OBJECTIVE:
Records follow. Copy every line with "grid".

[Saved data entries]
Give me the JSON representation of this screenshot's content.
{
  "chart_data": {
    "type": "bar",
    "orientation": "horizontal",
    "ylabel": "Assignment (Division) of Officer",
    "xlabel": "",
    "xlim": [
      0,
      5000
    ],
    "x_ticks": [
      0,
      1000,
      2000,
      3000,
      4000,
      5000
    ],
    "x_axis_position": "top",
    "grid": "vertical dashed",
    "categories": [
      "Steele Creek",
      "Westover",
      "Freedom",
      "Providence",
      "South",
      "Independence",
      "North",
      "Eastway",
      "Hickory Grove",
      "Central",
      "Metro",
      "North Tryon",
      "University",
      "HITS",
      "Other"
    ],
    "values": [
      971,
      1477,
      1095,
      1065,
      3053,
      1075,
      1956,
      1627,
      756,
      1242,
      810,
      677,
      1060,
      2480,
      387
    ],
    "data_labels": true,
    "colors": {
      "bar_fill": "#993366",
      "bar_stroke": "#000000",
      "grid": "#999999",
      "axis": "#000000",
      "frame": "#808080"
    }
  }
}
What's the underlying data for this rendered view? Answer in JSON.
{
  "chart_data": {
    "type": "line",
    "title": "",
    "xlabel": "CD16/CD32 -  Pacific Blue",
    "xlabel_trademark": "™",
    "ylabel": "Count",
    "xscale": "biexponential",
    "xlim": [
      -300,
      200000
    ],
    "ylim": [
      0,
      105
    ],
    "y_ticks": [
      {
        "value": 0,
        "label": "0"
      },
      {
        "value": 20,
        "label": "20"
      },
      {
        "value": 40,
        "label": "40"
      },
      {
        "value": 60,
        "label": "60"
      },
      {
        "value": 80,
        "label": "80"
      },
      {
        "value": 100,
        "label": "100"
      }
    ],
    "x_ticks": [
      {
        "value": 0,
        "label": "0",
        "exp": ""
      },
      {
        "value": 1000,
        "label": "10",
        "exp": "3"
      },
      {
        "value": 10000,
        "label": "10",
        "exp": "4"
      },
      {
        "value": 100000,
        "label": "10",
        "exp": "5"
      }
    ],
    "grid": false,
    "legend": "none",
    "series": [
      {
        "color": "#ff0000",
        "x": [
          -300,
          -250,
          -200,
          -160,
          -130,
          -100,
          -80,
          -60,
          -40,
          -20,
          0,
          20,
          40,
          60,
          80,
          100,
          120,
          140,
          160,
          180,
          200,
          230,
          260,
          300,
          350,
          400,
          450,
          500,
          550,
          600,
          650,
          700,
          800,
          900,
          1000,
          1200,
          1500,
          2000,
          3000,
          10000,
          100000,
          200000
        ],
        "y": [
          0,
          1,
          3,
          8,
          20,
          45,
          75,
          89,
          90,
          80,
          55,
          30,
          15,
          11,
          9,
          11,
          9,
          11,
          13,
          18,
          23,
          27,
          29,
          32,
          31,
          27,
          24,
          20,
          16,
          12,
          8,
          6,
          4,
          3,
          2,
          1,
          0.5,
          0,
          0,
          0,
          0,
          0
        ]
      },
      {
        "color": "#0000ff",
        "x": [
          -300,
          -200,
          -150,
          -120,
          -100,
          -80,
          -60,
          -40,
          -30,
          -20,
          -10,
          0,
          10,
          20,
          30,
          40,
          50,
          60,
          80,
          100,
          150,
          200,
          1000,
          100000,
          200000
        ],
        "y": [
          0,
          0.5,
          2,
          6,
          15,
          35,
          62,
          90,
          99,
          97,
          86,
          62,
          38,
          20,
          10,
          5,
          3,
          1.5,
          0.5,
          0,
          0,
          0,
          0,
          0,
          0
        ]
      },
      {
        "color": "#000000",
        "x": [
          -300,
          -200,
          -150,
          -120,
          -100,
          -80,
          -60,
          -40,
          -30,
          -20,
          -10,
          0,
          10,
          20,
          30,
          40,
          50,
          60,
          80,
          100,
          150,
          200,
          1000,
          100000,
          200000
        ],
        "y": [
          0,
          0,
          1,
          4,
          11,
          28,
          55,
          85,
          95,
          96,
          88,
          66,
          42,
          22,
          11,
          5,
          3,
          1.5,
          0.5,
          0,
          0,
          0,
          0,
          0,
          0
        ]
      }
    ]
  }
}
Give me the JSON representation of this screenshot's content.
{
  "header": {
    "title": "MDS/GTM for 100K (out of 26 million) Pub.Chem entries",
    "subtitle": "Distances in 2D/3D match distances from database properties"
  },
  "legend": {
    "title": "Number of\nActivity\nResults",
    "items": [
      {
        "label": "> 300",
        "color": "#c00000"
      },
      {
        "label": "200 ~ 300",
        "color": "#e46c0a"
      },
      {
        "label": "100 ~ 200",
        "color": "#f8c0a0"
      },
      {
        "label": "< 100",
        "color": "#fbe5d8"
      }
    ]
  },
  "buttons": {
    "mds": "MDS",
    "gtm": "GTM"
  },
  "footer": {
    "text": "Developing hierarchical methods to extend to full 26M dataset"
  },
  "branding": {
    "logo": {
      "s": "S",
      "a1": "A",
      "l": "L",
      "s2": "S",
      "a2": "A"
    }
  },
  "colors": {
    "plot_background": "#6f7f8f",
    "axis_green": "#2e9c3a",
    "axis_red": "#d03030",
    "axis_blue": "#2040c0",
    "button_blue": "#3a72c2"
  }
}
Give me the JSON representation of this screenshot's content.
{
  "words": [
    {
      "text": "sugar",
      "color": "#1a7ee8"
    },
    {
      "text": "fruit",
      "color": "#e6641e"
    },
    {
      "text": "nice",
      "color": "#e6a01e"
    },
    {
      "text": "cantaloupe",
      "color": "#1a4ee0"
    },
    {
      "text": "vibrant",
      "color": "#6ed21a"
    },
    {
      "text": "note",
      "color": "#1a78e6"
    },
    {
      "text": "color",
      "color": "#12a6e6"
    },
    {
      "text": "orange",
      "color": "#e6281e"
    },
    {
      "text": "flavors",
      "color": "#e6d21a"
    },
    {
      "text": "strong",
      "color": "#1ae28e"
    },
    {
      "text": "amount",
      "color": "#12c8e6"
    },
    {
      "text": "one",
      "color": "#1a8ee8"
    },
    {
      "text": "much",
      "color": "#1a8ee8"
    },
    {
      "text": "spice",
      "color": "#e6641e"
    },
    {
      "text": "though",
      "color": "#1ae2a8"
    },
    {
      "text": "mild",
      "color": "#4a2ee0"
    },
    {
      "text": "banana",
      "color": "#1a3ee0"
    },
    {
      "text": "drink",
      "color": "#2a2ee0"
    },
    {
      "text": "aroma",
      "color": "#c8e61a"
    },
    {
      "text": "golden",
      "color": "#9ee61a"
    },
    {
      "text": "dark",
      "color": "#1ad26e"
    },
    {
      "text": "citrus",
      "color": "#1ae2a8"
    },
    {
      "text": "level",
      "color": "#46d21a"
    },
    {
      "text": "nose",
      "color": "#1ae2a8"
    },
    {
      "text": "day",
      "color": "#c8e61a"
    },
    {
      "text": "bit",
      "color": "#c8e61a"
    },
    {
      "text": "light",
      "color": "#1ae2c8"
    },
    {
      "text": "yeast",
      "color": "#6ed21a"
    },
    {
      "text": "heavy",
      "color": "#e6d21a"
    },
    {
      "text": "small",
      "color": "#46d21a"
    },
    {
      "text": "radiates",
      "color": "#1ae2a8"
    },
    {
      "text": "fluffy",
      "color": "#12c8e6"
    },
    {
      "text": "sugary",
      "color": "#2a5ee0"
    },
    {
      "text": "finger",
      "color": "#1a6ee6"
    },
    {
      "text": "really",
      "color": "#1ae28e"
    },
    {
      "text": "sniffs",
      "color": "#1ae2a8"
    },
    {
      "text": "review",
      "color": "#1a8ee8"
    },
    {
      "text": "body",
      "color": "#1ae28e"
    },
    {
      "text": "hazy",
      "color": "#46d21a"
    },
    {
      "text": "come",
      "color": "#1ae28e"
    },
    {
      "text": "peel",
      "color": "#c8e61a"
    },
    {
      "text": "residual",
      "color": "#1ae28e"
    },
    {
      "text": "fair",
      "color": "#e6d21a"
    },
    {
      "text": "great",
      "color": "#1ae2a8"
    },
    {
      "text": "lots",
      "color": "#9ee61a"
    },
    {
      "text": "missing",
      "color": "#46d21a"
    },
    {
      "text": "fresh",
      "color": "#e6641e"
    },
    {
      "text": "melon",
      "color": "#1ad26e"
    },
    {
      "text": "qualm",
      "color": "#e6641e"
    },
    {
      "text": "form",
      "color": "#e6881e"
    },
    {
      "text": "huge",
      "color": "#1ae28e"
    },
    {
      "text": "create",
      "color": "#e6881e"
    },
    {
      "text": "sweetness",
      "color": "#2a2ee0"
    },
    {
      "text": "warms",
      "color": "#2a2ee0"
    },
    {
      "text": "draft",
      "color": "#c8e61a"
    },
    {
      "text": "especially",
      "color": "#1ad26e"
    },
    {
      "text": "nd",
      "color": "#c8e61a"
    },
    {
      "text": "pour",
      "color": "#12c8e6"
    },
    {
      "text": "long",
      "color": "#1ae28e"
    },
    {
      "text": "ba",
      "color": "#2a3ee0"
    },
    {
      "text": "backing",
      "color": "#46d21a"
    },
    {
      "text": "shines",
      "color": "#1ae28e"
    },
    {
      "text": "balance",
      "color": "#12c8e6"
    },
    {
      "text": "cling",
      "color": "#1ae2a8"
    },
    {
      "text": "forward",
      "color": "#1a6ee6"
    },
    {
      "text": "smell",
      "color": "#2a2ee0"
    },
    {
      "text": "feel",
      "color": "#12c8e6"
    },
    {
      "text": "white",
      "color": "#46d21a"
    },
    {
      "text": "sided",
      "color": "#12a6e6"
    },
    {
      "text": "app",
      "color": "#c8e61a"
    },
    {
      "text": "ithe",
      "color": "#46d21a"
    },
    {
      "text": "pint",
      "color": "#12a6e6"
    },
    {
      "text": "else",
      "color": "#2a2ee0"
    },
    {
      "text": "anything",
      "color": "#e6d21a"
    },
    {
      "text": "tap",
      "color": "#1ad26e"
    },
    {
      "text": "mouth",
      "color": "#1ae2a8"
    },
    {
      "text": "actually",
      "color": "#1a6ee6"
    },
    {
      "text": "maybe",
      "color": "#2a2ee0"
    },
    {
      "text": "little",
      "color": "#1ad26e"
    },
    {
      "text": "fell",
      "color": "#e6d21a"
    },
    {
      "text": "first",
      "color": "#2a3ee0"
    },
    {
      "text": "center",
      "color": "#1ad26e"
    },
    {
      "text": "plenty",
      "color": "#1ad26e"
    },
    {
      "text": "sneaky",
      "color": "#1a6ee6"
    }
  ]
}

ANSWER FOR THIS EXERCISE:
    "grid": "vertical dashed",
      "grid": "#999999",
    "grid": false,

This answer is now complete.